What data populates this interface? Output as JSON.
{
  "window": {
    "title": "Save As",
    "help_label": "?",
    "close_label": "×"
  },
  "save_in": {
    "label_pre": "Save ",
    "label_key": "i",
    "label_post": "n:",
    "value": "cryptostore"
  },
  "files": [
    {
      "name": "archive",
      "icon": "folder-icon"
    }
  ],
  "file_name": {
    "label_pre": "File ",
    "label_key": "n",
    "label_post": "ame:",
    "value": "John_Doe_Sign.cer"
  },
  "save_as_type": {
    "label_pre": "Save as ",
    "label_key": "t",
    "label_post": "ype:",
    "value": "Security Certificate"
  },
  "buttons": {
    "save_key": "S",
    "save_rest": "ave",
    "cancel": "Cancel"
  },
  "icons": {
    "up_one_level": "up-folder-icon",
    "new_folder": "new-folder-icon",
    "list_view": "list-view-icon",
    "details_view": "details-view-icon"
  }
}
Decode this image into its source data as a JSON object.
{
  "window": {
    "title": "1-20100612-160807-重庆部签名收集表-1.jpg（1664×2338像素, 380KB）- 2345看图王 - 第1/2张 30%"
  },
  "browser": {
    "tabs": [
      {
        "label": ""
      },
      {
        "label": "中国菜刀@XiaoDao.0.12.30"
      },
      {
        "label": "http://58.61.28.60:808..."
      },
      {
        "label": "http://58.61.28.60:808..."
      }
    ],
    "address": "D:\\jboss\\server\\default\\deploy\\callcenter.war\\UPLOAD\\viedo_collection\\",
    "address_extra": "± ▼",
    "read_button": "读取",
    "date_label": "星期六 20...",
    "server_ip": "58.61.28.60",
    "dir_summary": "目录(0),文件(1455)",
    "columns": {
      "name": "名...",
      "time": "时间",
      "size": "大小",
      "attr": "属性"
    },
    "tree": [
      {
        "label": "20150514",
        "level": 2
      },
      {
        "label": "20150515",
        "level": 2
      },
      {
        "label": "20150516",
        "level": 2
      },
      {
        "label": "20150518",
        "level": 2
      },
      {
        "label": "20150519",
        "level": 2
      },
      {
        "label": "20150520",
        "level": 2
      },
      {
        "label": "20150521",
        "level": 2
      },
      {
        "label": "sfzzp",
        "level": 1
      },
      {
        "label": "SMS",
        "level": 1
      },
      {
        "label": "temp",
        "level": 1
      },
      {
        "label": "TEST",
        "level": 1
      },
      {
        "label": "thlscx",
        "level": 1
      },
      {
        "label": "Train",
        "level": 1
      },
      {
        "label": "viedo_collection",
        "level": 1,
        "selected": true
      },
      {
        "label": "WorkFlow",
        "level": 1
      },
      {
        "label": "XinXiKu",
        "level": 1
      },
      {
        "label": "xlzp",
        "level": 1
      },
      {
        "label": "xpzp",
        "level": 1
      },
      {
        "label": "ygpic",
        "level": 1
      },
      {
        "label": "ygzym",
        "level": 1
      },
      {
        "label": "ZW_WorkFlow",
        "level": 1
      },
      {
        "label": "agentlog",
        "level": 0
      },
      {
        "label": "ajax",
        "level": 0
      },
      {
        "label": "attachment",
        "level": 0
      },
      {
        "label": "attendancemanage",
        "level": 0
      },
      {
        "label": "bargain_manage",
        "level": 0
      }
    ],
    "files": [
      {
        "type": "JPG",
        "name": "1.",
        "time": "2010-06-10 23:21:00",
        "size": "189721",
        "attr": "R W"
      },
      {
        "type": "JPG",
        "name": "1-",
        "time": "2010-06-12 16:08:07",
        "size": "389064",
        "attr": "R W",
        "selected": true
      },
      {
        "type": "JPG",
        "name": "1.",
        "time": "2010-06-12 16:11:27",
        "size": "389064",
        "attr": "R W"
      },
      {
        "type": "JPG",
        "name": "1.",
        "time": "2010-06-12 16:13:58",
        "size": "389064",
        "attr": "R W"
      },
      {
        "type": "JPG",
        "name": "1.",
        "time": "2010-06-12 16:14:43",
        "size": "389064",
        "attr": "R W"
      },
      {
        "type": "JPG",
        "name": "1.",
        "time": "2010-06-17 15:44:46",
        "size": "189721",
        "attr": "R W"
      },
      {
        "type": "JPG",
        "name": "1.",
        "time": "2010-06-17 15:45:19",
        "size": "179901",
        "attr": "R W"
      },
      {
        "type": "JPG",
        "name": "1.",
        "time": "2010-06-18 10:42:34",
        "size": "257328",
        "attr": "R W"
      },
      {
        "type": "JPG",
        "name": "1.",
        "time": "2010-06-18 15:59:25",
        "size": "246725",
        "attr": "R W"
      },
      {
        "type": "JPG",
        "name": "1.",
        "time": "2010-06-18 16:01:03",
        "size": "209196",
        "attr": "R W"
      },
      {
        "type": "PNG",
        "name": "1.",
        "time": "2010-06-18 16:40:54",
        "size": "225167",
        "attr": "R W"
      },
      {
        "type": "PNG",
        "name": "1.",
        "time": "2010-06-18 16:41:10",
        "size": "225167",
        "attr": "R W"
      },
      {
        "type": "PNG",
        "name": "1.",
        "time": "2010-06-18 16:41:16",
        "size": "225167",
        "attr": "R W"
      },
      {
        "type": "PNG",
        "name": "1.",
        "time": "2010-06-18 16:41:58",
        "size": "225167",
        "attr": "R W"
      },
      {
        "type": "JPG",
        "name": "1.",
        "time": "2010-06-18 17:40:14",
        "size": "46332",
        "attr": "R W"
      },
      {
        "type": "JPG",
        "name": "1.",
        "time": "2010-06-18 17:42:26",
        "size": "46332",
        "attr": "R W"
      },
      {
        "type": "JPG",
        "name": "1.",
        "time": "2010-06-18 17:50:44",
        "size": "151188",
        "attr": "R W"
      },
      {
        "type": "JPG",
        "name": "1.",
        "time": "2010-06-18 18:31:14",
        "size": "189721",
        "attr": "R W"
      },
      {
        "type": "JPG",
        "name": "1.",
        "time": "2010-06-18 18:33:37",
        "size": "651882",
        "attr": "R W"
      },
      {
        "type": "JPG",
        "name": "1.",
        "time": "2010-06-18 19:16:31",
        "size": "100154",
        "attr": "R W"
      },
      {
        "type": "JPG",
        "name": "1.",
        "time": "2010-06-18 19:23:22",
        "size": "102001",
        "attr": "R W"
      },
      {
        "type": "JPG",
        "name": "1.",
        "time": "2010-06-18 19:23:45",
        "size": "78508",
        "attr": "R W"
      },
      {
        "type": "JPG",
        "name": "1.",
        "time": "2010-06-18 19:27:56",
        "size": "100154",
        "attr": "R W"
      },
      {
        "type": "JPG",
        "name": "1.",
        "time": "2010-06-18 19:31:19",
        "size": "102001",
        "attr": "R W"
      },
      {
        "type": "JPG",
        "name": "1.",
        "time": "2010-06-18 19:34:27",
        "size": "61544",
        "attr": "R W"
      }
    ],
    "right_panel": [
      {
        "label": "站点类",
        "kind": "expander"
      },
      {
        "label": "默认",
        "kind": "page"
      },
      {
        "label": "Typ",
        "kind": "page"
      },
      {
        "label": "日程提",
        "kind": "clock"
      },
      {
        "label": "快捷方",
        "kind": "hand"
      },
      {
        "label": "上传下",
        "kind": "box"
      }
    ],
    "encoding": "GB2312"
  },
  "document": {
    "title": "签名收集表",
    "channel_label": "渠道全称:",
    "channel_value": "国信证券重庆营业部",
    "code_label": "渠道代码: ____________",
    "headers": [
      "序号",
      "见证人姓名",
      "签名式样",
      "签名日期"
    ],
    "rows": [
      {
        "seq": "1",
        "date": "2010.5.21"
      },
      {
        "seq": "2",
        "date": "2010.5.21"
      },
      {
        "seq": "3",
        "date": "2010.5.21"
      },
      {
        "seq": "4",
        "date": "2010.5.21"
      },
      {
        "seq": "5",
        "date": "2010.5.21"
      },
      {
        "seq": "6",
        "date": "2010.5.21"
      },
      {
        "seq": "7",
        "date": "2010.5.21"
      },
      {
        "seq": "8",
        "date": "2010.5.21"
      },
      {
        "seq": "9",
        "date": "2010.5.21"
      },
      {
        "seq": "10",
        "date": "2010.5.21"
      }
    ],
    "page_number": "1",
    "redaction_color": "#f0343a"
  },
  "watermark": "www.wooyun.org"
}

--------

Pick out each line containing "view" and report it.

    "list_view": "list-view-icon",
    "details_view": "details-view-icon"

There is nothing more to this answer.